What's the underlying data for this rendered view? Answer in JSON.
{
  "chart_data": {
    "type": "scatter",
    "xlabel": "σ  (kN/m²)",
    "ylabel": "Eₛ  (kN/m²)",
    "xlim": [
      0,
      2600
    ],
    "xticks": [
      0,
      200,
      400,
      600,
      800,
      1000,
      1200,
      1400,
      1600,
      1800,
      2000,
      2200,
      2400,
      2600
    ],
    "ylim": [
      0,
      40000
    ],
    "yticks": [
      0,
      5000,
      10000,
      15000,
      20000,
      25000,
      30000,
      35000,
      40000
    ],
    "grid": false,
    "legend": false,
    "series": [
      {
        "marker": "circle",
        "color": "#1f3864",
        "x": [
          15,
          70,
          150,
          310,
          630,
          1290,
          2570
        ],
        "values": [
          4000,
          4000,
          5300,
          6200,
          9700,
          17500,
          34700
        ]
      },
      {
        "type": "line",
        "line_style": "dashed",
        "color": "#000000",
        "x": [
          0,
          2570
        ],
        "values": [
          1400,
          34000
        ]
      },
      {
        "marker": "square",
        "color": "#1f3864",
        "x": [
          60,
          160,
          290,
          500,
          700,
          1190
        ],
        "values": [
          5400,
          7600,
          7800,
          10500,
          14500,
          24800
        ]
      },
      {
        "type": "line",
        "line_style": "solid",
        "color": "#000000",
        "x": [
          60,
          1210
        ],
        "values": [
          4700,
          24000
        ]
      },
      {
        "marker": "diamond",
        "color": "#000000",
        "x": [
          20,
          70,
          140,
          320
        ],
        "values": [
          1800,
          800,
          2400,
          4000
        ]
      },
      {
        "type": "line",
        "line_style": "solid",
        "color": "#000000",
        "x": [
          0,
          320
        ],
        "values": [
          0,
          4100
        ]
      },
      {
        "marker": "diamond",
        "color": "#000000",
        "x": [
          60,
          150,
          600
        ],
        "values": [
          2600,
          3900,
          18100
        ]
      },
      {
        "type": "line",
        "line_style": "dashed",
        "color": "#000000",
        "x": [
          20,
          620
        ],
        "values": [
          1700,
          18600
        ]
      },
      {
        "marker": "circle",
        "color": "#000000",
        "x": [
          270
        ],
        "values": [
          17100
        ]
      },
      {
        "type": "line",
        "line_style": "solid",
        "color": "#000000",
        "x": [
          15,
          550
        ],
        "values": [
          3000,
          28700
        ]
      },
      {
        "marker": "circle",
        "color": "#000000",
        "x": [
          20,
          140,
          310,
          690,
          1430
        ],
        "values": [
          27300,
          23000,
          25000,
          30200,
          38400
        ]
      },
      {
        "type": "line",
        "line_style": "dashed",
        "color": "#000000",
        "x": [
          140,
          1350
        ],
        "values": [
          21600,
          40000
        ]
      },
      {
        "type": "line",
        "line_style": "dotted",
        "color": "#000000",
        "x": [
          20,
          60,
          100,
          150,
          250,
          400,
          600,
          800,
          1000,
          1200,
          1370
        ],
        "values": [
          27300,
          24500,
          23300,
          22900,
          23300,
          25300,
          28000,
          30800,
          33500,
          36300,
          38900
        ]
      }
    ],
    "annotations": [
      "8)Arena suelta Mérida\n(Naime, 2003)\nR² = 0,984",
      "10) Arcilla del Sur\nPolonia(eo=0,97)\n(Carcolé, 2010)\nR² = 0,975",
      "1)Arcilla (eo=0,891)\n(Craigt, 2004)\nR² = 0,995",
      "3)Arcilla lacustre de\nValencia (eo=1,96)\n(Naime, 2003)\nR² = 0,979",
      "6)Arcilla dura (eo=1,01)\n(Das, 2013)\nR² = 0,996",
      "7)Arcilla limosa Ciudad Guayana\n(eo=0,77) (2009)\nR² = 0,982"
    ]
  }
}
━━━━
### [REQUIREMENT]
Copy every record exactly as presented.

### [REPLY TO THE TASK]
What's the underlying data for this rendered view? Answer in JSON.
{
  "chart_data": {
    "type": "scatter",
    "xlabel": "σ  (kN/m²)",
    "ylabel": "Eₛ  (kN/m²)",
    "xlim": [
      0,
      2600
    ],
    "xticks": [
      0,
      200,
      400,
      600,
      800,
      1000,
      1200,
      1400,
      1600,
      1800,
      2000,
      2200,
      2400,
      2600
    ],
    "ylim": [
      0,
      40000
    ],
    "yticks": [
      0,
      5000,
      10000,
      15000,
      20000,
      25000,
      30000,
      35000,
      40000
    ],
    "grid": false,
    "legend": false,
    "series": [
      {
        "marker": "circle",
        "color": "#1f3864",
        "x": [
          15,
          70,
          150,
          310,
          630,
          1290,
          2570
        ],
        "values": [
          4000,
          4000,
          5300,
          6200,
          9700,
          17500,
          34700
        ]
      },
      {
        "type": "line",
        "line_style": "dashed",
        "color": "#000000",
        "x": [
          0,
          2570
        ],
        "values": [
          1400,
          34000
        ]
      },
      {
        "marker": "square",
        "color": "#1f3864",
        "x": [
          60,
          160,
          290,
          500,
          700,
          1190
        ],
        "values": [
          5400,
          7600,
          7800,
          10500,
          14500,
          24800
        ]
      },
      {
        "type": "line",
        "line_style": "solid",
        "color": "#000000",
        "x": [
          60,
          1210
        ],
        "values": [
          4700,
          24000
        ]
      },
      {
        "marker": "diamond",
        "color": "#000000",
        "x": [
          20,
          70,
          140,
          320
        ],
        "values": [
          1800,
          800,
          2400,
          4000
        ]
      },
      {
        "type": "line",
        "line_style": "solid",
        "color": "#000000",
        "x": [
          0,
          320
        ],
        "values": [
          0,
          4100
        ]
      },
      {
        "marker": "diamond",
        "color": "#000000",
        "x": [
          60,
          150,
          600
        ],
        "values": [
          2600,
          3900,
          18100
        ]
      },
      {
        "type": "line",
        "line_style": "dashed",
        "color": "#000000",
        "x": [
          20,
          620
        ],
        "values": [
          1700,
          18600
        ]
      },
      {
        "marker": "circle",
        "color": "#000000",
        "x": [
          270
        ],
        "values": [
          17100
        ]
      },
      {
        "type": "line",
        "line_style": "solid",
        "color": "#000000",
        "x": [
          15,
          550
        ],
        "values": [
          3000,
          28700
        ]
      },
      {
        "marker": "circle",
        "color": "#000000",
        "x": [
          20,
          140,
          310,
          690,
          1430
        ],
        "values": [
          27300,
          23000,
          25000,
          30200,
          38400
        ]
      },
      {
        "type": "line",
        "line_style": "dashed",
        "color": "#000000",
        "x": [
          140,
          1350
        ],
        "values": [
          21600,
          40000
        ]
      },
      {
        "type": "line",
        "line_style": "dotted",
        "color": "#000000",
        "x": [
          20,
          60,
          100,
          150,
          250,
          400,
          600,
          800,
          1000,
          1200,
          1370
        ],
        "values": [
          27300,
          24500,
          23300,
          22900,
          23300,
          25300,
          28000,
          30800,
          33500,
          36300,
          38900
        ]
      }
    ],
    "annotations": [
      "8)Arena suelta Mérida\n(Naime, 2003)\nR² = 0,984",
      "10) Arcilla del Sur\nPolonia(eo=0,97)\n(Carcolé, 2010)\nR² = 0,975",
      "1)Arcilla (eo=0,891)\n(Craigt, 2004)\nR² = 0,995",
      "3)Arcilla lacustre de\nValencia (eo=1,96)\n(Naime, 2003)\nR² = 0,979",
      "6)Arcilla dura (eo=1,01)\n(Das, 2013)\nR² = 0,996",
      "7)Arcilla limosa Ciudad Guayana\n(eo=0,77) (2009)\nR² = 0,982"
    ]
  }
}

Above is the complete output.